* **Page**
######
How to Make a Sub Tub for Stress-Free Sick Days

“I would rather come to school not feeling well than have to plan for a sub.”

I’ve heard more than one teacher tell me that exact same statement. So many other professionals out there can simply make a phone call when they are ill and their jobs are literally put on hold until they start feeling better. However, things don’t ever stop when you are a teacher. When you are not feeling well, the very last thing you want to do is put together sub plans.

Awhile back, when I was feeling particularly healthy, I decided to create a Sub Tub that would literally save my life if I contracted whatever illness was spreading around school like wildfire. The Sub Tub takes some time to put together, but once it is in place, it will keep you from worrying if you need to call in a substitute.

Today I’m sharing a step-by-step guide so you can make one of your very own!

Sub Tub

Step 1: Gather Your Sub Tub Supplies

To create your own Sub Tub, you will need…

  • A large plastic container with a lid
  • File folders
  • Several typed-up lessons for each grade level
  • Laminated construction paper
  • Cardboard
  • A binder
  • Plastic sheet protectors
  • A computer, a camera, and printer access

Step 2: Put the Sub Tub Together


  1. After you’ve found or purchased a plastic container with a lid, add some bright signage to it so the substitute will easily be able to locate it.
  2. Use the laminated construction paper and cardboard pieces to create dividers. For each divider, make a tent with the laminated construction paper, write the grade level on it and put it on top of a piece of cardboard. Then slide it into the box. (Tip: Color coding makes it much easier to find what you are looking for.)
  3. Spend some time collecting, typing out, and printing several sub lesson plans for each grade level. It is helpful to include teacher examples. Each lesson gets its own file folder which is labeled with the grade level and lesson title. (Tip: Need help finding sub plans? Pinterest is a great place to start. Search for “Art Sub Plans” to find some great boards.)
  4. After adding all the file folders to the correct sections it is time to start on your binder. The binder should be labeled in such a way that the sub knows to read it first.

Step 3: Add a Binder


  1. Take pictures of your room and load them onto the computer. Using the pictures as visuals, type up exactly what you want your sub to know about your room and the way you run it. Make sure your information is organized and labeled. Some other great things to include in the binder are:
    • A welcome letter
    • Seating Charts
    • Crisis Management plans, maps, and procedures
    • Weekly schedule including your duty schedule
    • Technology Instructions

Place all these items into sheet protectors and put them in the binder. Your binder then gets put in the Sub Tub.

Step 4: Create a Folder to Leave with Your Secretary

It is a good idea to leave a bonus folder with your secretary that directs your substitute to the location of your sub tub and explains how it works. The substitute can easily navigate your classroom and procedures simply by looking through the binder and can choose whichever lessons he or she feels the most comfortable with. All the while you can cozy up in your bed and know the only thing you have to do is to start feeling better.

How do you prepare for a substitute coming into your room?
######
[Rows taken from a layout dataset]
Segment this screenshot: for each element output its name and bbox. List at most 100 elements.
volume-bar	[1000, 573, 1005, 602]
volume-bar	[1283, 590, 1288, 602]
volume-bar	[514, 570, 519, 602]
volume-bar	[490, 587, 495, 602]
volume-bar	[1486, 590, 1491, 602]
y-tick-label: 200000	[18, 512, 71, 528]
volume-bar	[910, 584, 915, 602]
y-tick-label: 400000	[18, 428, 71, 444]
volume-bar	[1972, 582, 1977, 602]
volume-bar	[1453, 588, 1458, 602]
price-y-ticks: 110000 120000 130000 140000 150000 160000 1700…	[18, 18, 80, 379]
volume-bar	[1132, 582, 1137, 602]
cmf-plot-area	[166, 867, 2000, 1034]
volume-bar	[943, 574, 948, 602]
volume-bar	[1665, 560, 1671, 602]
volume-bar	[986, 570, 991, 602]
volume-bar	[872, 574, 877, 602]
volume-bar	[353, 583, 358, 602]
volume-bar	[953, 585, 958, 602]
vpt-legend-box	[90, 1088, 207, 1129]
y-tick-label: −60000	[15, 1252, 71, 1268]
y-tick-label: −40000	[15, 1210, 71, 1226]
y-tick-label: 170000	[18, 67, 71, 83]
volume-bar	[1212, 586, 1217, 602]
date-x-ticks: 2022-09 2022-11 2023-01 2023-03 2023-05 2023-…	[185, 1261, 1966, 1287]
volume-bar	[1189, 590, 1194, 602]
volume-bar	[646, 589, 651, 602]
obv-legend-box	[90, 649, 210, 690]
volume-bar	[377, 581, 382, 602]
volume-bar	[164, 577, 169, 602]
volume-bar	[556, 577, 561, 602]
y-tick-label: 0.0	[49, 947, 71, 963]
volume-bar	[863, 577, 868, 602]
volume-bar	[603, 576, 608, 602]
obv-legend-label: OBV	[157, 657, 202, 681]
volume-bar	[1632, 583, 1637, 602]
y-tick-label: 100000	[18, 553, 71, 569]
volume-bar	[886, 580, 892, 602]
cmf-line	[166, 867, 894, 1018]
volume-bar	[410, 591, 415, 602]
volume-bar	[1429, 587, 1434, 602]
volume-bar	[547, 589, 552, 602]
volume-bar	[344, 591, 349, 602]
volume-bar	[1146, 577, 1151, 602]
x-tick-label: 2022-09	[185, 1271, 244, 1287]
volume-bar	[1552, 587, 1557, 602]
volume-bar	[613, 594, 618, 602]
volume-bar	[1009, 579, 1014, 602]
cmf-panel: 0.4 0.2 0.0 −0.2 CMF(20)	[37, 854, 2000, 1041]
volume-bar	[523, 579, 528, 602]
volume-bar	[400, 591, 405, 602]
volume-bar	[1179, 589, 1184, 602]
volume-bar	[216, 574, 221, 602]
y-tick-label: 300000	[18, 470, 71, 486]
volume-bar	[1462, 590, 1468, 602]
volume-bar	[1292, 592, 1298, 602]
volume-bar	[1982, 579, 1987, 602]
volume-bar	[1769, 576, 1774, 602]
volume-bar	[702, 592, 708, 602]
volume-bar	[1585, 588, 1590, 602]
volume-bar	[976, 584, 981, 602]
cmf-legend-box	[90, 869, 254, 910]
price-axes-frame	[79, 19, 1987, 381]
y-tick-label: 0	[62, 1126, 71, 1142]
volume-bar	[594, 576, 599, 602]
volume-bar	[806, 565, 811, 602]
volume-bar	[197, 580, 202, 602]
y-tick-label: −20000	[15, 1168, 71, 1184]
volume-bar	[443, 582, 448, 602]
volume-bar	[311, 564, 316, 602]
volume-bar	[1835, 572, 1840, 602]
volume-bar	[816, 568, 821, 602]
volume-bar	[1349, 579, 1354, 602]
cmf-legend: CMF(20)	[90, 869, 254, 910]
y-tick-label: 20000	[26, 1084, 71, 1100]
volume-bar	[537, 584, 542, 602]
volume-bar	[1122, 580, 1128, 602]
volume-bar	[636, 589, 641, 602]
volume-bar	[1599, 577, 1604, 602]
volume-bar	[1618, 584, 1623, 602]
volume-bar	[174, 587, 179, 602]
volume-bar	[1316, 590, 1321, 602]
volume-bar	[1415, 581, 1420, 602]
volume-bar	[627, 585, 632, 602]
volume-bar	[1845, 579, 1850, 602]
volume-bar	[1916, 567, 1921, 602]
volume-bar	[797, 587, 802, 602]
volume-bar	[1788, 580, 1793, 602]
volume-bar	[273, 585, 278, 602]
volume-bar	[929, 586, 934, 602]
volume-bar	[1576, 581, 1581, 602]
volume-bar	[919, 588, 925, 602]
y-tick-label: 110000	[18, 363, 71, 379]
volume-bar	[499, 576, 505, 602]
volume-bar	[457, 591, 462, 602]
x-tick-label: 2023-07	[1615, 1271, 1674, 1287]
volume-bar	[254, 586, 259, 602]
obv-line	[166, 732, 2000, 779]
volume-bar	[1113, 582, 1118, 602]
######
* **Tasks**
A. In the Sub Tub guide, what materials are used to make the dividers?
B. Repeat the Sub Tub guide from "Step 4: Create" up to and including "into your room?".
The listing was drawn from a separate source.

* **Answers for the tasks**
A. Laminated construction paper and cardboard pieces.

B.
Step 4: Create a Folder to Leave with Your Secretary

It is a good idea to leave a bonus folder with your secretary that directs your substitute to the location of your sub tub and explains how it works. The substitute can easily navigate your classroom and procedures simply by looking through the binder and can choose whichever lessons he or she feels the most comfortable with. All the while you can cozy up in your bed and know the only thing you have to do is to start feeling better.

How do you prepare for a substitute coming into your room?